Each line of the listing that contains the word "achat" is to be copied.
--- Start The input ---
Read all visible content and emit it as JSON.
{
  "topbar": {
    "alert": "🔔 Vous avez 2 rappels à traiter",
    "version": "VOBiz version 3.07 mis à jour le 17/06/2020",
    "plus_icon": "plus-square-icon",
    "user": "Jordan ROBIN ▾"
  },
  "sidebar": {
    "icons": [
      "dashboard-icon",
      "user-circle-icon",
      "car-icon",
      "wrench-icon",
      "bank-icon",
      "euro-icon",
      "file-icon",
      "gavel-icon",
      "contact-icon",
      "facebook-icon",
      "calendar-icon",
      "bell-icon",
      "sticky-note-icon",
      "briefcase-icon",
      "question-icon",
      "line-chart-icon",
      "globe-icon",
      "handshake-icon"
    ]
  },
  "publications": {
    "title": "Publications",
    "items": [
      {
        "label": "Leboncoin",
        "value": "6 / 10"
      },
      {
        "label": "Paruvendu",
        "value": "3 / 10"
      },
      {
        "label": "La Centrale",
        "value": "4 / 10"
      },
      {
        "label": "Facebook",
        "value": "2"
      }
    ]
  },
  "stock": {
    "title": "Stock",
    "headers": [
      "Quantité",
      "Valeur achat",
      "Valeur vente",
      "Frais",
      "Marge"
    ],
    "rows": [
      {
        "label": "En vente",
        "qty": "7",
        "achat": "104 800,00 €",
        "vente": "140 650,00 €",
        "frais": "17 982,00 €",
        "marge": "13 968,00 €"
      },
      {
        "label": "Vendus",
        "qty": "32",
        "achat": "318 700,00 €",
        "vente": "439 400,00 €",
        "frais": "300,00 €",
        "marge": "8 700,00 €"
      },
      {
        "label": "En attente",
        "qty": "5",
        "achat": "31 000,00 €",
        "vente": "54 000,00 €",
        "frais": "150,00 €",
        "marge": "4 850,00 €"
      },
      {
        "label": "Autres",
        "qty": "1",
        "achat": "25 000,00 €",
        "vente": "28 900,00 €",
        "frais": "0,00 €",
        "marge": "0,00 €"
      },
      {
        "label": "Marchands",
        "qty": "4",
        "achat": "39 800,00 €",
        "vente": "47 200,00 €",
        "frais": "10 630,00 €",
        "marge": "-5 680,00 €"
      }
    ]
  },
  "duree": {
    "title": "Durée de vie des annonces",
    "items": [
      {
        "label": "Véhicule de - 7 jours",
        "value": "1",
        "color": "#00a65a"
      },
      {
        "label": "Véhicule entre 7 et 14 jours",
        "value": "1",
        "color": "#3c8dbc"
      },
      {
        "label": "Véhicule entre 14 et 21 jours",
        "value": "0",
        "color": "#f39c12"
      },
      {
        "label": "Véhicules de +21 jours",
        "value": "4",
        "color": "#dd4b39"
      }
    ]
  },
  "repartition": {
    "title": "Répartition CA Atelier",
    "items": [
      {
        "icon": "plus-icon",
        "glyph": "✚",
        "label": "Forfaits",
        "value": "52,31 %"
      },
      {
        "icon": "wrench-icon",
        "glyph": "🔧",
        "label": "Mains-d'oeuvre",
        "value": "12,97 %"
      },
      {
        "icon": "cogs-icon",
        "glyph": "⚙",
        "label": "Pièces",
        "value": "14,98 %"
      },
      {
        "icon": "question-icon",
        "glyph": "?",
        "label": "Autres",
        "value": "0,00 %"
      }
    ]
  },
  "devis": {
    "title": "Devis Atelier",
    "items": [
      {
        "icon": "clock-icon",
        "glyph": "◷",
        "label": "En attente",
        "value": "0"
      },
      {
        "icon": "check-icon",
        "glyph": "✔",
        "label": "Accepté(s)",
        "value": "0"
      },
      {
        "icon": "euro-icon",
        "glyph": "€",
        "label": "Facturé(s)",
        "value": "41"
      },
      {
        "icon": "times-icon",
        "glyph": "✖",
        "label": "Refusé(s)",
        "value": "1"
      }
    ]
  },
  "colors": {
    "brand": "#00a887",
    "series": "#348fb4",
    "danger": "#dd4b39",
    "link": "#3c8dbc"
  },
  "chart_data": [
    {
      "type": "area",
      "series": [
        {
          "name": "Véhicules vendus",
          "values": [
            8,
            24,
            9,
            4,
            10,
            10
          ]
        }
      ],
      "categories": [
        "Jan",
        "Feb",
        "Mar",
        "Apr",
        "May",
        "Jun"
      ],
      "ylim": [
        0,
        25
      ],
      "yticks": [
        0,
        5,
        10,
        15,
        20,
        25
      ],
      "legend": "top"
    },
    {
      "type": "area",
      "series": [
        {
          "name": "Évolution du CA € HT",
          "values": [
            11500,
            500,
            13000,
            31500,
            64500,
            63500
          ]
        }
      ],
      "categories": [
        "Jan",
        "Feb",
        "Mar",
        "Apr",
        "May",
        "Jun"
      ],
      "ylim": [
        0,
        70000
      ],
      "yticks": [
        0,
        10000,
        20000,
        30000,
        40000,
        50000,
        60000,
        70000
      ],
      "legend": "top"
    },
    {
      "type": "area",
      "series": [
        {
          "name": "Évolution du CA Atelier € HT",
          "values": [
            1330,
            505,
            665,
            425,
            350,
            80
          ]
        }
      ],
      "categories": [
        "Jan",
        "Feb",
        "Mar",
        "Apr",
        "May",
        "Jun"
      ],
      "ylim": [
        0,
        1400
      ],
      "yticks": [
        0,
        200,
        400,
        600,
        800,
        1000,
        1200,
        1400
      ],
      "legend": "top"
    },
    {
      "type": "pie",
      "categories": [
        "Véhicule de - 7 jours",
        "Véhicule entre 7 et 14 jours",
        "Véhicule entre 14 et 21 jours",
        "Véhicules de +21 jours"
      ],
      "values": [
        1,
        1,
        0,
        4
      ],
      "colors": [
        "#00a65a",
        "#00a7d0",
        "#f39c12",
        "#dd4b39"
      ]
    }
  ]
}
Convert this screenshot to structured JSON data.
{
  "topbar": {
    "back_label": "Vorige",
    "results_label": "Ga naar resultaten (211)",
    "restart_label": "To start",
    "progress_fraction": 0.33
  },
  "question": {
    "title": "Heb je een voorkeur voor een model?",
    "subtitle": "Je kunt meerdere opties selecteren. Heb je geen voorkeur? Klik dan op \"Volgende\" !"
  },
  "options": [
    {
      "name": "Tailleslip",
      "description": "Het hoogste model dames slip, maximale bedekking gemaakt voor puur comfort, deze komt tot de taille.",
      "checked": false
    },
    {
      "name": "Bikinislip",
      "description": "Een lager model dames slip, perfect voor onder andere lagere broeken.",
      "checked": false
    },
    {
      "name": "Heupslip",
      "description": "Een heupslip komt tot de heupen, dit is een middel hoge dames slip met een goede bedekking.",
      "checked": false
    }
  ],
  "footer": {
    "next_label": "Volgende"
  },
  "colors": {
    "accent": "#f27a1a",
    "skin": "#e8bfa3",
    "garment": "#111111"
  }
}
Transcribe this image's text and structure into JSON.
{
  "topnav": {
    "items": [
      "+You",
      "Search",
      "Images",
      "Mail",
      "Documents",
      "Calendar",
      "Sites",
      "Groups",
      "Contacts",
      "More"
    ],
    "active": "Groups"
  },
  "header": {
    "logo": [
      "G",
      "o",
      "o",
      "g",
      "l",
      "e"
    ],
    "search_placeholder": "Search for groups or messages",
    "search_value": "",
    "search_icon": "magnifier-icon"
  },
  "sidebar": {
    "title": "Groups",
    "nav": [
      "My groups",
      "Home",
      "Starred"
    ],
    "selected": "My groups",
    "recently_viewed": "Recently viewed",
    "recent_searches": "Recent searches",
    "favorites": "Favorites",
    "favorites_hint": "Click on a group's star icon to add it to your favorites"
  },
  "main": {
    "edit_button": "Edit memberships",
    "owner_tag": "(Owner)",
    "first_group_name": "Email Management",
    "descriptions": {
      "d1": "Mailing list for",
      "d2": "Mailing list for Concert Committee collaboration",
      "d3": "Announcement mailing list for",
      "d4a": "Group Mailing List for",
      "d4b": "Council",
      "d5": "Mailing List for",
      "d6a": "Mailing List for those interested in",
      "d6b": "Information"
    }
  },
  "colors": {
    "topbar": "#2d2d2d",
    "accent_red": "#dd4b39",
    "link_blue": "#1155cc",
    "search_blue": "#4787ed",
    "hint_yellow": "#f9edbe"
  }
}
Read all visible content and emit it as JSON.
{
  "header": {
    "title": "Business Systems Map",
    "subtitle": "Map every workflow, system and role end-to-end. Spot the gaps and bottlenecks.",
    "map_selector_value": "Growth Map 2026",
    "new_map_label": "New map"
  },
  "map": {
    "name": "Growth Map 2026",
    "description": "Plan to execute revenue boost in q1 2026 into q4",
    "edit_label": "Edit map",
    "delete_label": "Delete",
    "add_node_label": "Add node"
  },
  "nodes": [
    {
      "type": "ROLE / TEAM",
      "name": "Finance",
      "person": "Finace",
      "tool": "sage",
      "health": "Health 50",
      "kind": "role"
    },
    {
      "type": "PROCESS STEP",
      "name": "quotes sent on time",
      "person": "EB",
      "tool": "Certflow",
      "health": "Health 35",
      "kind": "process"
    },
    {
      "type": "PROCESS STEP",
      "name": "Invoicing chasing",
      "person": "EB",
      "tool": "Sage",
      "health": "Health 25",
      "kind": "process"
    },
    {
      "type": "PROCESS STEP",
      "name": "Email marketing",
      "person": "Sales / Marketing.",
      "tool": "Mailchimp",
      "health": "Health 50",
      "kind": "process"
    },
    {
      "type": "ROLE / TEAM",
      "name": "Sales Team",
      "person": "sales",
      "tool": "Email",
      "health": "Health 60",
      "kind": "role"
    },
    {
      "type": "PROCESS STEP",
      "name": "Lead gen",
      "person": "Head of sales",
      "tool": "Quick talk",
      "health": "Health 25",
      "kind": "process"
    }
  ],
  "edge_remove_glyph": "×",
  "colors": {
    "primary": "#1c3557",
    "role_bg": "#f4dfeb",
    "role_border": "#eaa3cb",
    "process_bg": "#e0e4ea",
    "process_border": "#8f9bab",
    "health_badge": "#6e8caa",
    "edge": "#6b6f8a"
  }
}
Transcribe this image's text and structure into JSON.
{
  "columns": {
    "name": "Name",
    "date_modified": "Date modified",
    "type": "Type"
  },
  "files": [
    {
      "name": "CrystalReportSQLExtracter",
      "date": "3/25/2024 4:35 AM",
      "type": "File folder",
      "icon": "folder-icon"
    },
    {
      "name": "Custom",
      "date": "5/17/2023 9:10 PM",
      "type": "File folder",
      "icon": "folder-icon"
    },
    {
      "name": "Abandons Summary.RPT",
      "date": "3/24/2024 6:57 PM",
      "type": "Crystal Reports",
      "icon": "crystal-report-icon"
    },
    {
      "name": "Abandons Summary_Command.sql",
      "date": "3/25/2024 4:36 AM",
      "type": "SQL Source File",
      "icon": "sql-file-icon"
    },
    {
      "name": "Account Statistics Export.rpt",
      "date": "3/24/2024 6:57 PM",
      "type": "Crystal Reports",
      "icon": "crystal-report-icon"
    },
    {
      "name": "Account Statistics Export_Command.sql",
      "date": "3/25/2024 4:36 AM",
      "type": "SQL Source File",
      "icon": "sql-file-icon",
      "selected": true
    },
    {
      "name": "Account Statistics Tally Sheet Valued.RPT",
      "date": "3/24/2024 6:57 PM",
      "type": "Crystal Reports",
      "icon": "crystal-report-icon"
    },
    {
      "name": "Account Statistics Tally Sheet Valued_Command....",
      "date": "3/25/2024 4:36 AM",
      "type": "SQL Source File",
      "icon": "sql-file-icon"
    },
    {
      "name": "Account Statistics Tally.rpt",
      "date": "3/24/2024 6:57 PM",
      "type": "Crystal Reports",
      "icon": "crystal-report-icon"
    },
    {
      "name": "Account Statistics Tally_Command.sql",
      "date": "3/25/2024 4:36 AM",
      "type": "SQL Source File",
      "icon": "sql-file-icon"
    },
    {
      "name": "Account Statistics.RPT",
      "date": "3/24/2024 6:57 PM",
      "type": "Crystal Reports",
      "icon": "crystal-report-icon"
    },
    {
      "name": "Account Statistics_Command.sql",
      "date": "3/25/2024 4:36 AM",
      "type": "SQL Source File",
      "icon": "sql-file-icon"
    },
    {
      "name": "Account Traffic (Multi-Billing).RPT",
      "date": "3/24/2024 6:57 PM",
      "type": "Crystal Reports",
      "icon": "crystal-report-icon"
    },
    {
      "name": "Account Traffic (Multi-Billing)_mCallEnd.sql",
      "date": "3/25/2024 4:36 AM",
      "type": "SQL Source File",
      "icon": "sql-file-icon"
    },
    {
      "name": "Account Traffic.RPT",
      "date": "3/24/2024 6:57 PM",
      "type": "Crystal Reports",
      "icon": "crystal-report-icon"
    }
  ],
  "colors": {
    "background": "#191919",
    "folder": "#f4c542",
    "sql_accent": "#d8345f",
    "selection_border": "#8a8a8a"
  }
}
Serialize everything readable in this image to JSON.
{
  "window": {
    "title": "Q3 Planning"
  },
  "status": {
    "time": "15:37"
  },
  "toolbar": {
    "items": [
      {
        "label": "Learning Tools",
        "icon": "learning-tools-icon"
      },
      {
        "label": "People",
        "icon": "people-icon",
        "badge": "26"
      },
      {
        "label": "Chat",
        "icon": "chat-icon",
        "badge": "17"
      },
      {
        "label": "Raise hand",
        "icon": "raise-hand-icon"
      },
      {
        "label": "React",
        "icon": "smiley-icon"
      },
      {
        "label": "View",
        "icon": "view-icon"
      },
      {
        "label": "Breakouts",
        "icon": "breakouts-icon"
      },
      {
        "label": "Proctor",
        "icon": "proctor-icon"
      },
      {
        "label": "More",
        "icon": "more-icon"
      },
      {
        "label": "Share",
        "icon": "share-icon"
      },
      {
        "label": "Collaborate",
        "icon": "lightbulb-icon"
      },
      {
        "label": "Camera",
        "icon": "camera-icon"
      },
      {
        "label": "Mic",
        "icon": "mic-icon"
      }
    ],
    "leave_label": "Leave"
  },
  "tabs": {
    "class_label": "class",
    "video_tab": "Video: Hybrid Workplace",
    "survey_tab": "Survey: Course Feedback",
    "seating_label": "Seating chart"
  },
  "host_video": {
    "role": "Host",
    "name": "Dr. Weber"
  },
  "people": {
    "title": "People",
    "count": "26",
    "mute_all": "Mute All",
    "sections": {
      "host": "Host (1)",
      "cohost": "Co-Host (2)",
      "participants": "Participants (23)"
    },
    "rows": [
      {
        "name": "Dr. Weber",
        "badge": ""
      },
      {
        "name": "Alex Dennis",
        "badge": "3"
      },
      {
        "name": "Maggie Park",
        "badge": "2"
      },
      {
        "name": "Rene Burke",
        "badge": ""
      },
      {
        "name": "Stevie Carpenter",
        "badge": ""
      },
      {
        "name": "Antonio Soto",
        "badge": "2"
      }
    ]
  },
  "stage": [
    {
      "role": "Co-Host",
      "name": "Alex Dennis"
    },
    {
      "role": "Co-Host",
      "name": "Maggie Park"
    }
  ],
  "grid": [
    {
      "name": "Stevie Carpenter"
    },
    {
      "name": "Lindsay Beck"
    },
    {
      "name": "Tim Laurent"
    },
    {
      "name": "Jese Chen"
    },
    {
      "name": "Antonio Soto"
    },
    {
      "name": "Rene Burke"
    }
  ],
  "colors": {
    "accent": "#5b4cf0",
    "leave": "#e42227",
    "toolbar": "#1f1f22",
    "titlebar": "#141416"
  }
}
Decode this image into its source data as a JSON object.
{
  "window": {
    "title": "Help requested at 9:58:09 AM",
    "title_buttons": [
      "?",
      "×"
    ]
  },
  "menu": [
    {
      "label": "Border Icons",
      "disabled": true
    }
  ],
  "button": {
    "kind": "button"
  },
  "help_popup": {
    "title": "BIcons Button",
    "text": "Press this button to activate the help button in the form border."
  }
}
--- End The input ---
**Full answer**.
      "Valeur achat",
        "achat": "104 800,00 €",
        "achat": "318 700,00 €",
        "achat": "31 000,00 €",
        "achat": "25 000,00 €",
        "achat": "39 800,00 €",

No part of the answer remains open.